Short problem 1
Decide whether each statement below agrees with the code excerpt on relocating and replacing structures. Answer yes or no for each, and quote the deciding words of the excerpt exactly.
(a) A relocated structure must be moved to another parcel within the city limits.
(b) The relocation provision applies when the remaining remnant will be re-developable.
(c) A public auction is given as an example of sale or other disposition.

Document
Relocation of any structure originally located on property that the city acquires in-fee as a part of a capital transportation project that results in a building encroachment over public right-of-way or easements, when the remaining remnant will not be re-developable, such that the structure is relocated to another parcel within the city limits. Except to the extent such relocation creates additional dwelling units and/or additional PM peak hour trips as determined in the manner set forth in a methodology adopted pursuant to Section 3.04.010(E), or as provided in Section 3.04.030(D) or Section 3.04.030(E), whichever is applicable.
3. 
Replacement of any structure located on excess property that the city acquires in-fee as a part of a capital transportation project that can be marketed, or available for occupancy, except to the extent such remodeling or replacement creates additional dwelling units and/or additional PM peak hour trips as determined in the manner set forth in a methodology adopted pursuant to Section 3.04.010(E), or as provided in Section 3.04.030(D) or (E), whichever is applicable:
a. 
The agency has been provided a reasonable period of time to meet public notification requirements for sale or other disposition (i.e., public auction); and
b.

Short problem 2
In the entries, write out the lines starting with the line containing "Where is each" and going on through the line containing "new-button[interactable]: ＋ 新增". Swap "table-cell" for "grid-cell" throughout, leave everything else unchanged, and omit the pictures.

Supplied records
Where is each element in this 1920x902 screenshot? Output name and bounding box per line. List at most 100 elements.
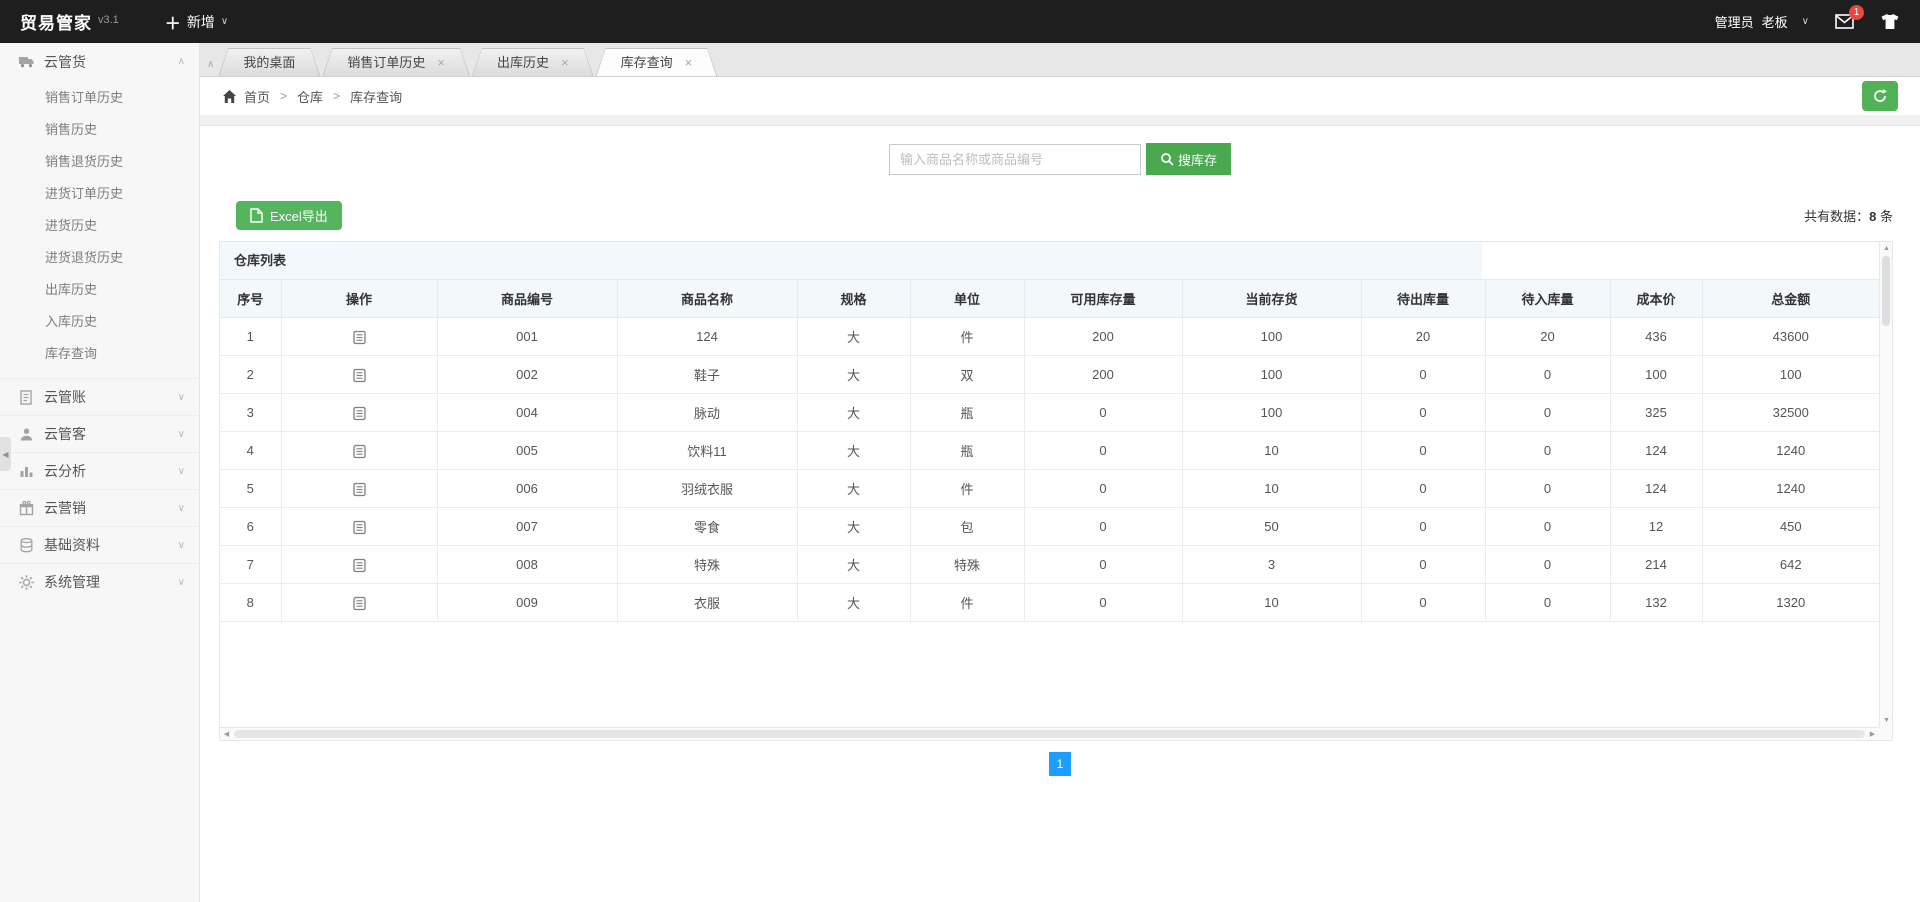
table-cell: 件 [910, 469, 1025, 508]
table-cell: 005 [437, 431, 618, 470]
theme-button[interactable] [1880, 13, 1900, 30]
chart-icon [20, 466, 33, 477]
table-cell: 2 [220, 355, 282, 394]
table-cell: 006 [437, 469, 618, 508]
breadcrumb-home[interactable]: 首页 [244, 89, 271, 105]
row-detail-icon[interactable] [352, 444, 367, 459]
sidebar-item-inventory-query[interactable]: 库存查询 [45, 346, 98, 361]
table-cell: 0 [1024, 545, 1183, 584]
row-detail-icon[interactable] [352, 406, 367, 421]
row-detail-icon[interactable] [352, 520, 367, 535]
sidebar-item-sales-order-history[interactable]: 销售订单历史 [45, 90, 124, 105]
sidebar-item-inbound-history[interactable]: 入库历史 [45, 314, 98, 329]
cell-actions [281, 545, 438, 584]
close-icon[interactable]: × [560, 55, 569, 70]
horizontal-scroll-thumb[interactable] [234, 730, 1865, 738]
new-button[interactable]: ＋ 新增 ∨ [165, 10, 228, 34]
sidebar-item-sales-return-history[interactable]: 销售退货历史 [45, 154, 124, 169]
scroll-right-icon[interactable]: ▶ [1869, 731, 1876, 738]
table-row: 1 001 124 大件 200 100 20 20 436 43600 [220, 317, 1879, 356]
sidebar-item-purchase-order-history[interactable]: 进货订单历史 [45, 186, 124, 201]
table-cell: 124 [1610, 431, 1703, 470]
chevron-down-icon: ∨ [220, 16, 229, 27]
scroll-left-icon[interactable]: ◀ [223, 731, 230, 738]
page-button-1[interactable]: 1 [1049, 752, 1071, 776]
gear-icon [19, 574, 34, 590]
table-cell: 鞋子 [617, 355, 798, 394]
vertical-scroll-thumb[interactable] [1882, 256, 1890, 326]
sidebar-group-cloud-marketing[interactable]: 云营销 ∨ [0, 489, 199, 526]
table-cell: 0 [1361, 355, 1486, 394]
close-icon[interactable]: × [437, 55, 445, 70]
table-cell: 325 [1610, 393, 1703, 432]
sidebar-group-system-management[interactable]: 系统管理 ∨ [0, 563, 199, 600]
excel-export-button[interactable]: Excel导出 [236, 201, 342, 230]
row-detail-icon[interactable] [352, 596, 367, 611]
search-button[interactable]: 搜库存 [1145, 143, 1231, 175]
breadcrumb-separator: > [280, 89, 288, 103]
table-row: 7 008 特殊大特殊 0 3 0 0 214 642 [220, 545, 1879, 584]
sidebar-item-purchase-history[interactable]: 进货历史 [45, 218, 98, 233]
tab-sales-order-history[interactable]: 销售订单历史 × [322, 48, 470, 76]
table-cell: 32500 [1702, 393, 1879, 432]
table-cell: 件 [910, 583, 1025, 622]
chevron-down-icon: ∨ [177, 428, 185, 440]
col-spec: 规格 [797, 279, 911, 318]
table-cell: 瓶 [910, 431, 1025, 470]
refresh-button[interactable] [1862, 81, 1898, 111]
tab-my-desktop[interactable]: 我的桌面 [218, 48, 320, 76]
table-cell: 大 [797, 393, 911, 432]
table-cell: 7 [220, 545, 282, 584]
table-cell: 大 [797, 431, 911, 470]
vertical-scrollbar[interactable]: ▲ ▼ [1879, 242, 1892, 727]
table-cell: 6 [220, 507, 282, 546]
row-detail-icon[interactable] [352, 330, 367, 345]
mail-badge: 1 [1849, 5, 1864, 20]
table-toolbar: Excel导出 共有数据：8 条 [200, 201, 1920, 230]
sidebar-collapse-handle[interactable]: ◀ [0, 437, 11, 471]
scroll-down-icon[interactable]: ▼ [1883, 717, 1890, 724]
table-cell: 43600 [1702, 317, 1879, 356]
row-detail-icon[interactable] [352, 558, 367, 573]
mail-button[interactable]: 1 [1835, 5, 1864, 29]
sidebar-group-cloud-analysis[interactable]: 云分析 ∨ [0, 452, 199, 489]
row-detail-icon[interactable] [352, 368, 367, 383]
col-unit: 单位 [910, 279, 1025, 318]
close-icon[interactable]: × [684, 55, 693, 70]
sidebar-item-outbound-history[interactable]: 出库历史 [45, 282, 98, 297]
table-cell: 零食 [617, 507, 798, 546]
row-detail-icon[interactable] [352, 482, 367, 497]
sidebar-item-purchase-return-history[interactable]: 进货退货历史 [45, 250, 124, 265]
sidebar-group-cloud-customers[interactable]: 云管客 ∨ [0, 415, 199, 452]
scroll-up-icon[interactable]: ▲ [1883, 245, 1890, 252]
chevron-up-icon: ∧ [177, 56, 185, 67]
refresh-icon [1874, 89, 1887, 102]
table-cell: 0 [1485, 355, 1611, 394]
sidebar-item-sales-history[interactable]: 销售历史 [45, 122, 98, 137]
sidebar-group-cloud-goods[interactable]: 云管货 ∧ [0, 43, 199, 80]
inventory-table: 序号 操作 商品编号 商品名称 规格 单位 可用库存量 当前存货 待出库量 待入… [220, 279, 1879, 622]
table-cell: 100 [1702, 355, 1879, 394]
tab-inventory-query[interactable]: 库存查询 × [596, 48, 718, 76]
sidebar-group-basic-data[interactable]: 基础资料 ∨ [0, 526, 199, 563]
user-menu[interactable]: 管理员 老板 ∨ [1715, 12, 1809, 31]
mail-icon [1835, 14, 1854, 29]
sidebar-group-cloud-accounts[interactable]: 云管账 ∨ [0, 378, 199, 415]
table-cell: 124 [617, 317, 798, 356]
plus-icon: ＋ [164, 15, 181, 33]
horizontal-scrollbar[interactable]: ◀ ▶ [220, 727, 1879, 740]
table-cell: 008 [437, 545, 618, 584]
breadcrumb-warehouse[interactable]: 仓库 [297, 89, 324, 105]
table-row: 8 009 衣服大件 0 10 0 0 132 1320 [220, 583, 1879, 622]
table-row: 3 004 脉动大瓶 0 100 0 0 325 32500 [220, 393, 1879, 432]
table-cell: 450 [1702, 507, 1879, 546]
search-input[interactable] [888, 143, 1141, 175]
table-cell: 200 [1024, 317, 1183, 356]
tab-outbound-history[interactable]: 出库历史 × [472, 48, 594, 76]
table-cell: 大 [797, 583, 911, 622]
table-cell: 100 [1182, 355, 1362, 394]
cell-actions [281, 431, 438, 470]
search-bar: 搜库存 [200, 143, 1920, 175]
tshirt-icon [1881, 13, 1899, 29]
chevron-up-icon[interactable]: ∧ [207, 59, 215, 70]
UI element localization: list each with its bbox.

...

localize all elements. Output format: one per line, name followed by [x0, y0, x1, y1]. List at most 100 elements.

Exercise answer 1
(a) Yes: "such that the structure is relocated to another parcel within the city limits"
(b) No: "when the remaining remnant will not be re-developable"
(c) Yes: "sale or other disposition (i.e., public auction)"

Exercise answer 2
Where is each element in this 1920x902 screenshot? Output name and bounding box per line. List at most 100 elements.
grid-cell: 件 [910, 469, 1025, 508]
grid-cell: 005 [437, 431, 618, 470]
theme-button[interactable] [1880, 13, 1900, 30]
chart-icon [20, 466, 33, 477]
grid-cell: 2 [220, 355, 282, 394]
grid-cell: 006 [437, 469, 618, 508]
breadcrumb-home[interactable]: 首页 [244, 89, 271, 105]
row-detail-icon[interactable] [352, 444, 367, 459]
sidebar-item-inventory-query[interactable]: 库存查询 [45, 346, 98, 361]
grid-cell: 0 [1024, 545, 1183, 584]
row-detail-icon[interactable] [352, 406, 367, 421]
row-detail-icon[interactable] [352, 520, 367, 535]
sidebar-item-sales-order-history[interactable]: 销售订单历史 [45, 90, 124, 105]
sidebar-item-inbound-history[interactable]: 入库历史 [45, 314, 98, 329]
cell-actions [281, 545, 438, 584]
close-icon[interactable]: × [560, 55, 569, 70]
horizontal-scroll-thumb[interactable] [234, 730, 1865, 738]
new-button[interactable]: ＋ 新增 ∨ [165, 10, 228, 34]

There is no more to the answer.